OBJECTIVE –
Return all of the data exactly, with nothing left out but the pictures.
=== MATERIAL ===
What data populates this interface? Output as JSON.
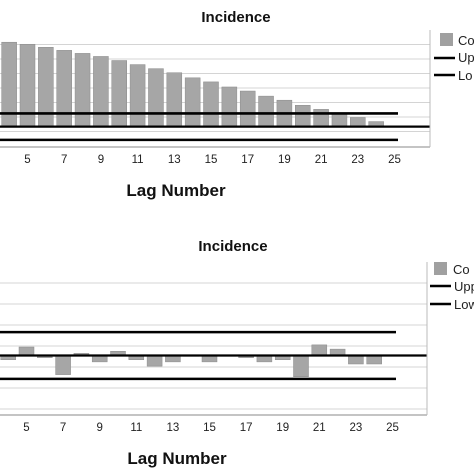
{
  "chart_data": [
    {
      "type": "bar",
      "title": "Incidence",
      "xlabel": "Lag Number",
      "x_tick_labels": [
        "5",
        "7",
        "9",
        "11",
        "13",
        "15",
        "17",
        "19",
        "21",
        "23",
        "25"
      ],
      "lags": [
        3,
        4,
        5,
        6,
        7,
        8,
        9,
        10,
        11,
        12,
        13,
        14,
        15,
        16,
        17,
        18,
        19,
        20,
        21,
        22,
        23,
        24
      ],
      "series": [
        {
          "name": "Co",
          "kind": "bar",
          "values": [
            0.85,
            0.83,
            0.81,
            0.78,
            0.75,
            0.72,
            0.69,
            0.65,
            0.61,
            0.57,
            0.53,
            0.48,
            0.44,
            0.39,
            0.35,
            0.3,
            0.26,
            0.21,
            0.17,
            0.13,
            0.09,
            0.05
          ]
        },
        {
          "name": "Upp",
          "kind": "line",
          "value": 0.13
        },
        {
          "name": "Lo",
          "kind": "line",
          "value": -0.13
        }
      ],
      "ylim": [
        -0.2,
        0.95
      ],
      "grid": true,
      "legend_placement": "right"
    },
    {
      "type": "bar",
      "title": "Incidence",
      "xlabel": "Lag Number",
      "x_tick_labels": [
        "5",
        "7",
        "9",
        "11",
        "13",
        "15",
        "17",
        "19",
        "21",
        "23",
        "25"
      ],
      "lags": [
        3,
        4,
        5,
        6,
        7,
        8,
        9,
        10,
        11,
        12,
        13,
        14,
        15,
        16,
        17,
        18,
        19,
        20,
        21,
        22,
        23,
        24
      ],
      "series": [
        {
          "name": "Co",
          "kind": "bar",
          "values": [
            -0.03,
            -0.02,
            0.04,
            -0.01,
            -0.09,
            0.01,
            -0.03,
            0.02,
            -0.02,
            -0.05,
            -0.03,
            0.0,
            -0.03,
            0.0,
            -0.01,
            -0.03,
            -0.02,
            -0.1,
            0.05,
            0.03,
            -0.04,
            -0.04
          ]
        },
        {
          "name": "Upp",
          "kind": "line",
          "value": 0.11
        },
        {
          "name": "Low",
          "kind": "line",
          "value": -0.11
        }
      ],
      "ylim": [
        -0.28,
        0.44
      ],
      "grid": true,
      "legend_placement": "right"
    }
  ]
}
===
RESULT OF THIS TASK –
What data populates this interface? Output as JSON.
{
  "chart_data": [
    {
      "type": "bar",
      "title": "Incidence",
      "xlabel": "Lag Number",
      "x_tick_labels": [
        "5",
        "7",
        "9",
        "11",
        "13",
        "15",
        "17",
        "19",
        "21",
        "23",
        "25"
      ],
      "lags": [
        3,
        4,
        5,
        6,
        7,
        8,
        9,
        10,
        11,
        12,
        13,
        14,
        15,
        16,
        17,
        18,
        19,
        20,
        21,
        22,
        23,
        24
      ],
      "series": [
        {
          "name": "Co",
          "kind": "bar",
          "values": [
            0.85,
            0.83,
            0.81,
            0.78,
            0.75,
            0.72,
            0.69,
            0.65,
            0.61,
            0.57,
            0.53,
            0.48,
            0.44,
            0.39,
            0.35,
            0.3,
            0.26,
            0.21,
            0.17,
            0.13,
            0.09,
            0.05
          ]
        },
        {
          "name": "Upp",
          "kind": "line",
          "value": 0.13
        },
        {
          "name": "Lo",
          "kind": "line",
          "value": -0.13
        }
      ],
      "ylim": [
        -0.2,
        0.95
      ],
      "grid": true,
      "legend_placement": "right"
    },
    {
      "type": "bar",
      "title": "Incidence",
      "xlabel": "Lag Number",
      "x_tick_labels": [
        "5",
        "7",
        "9",
        "11",
        "13",
        "15",
        "17",
        "19",
        "21",
        "23",
        "25"
      ],
      "lags": [
        3,
        4,
        5,
        6,
        7,
        8,
        9,
        10,
        11,
        12,
        13,
        14,
        15,
        16,
        17,
        18,
        19,
        20,
        21,
        22,
        23,
        24
      ],
      "series": [
        {
          "name": "Co",
          "kind": "bar",
          "values": [
            -0.03,
            -0.02,
            0.04,
            -0.01,
            -0.09,
            0.01,
            -0.03,
            0.02,
            -0.02,
            -0.05,
            -0.03,
            0.0,
            -0.03,
            0.0,
            -0.01,
            -0.03,
            -0.02,
            -0.1,
            0.05,
            0.03,
            -0.04,
            -0.04
          ]
        },
        {
          "name": "Upp",
          "kind": "line",
          "value": 0.11
        },
        {
          "name": "Low",
          "kind": "line",
          "value": -0.11
        }
      ],
      "ylim": [
        -0.28,
        0.44
      ],
      "grid": true,
      "legend_placement": "right"
    }
  ]
}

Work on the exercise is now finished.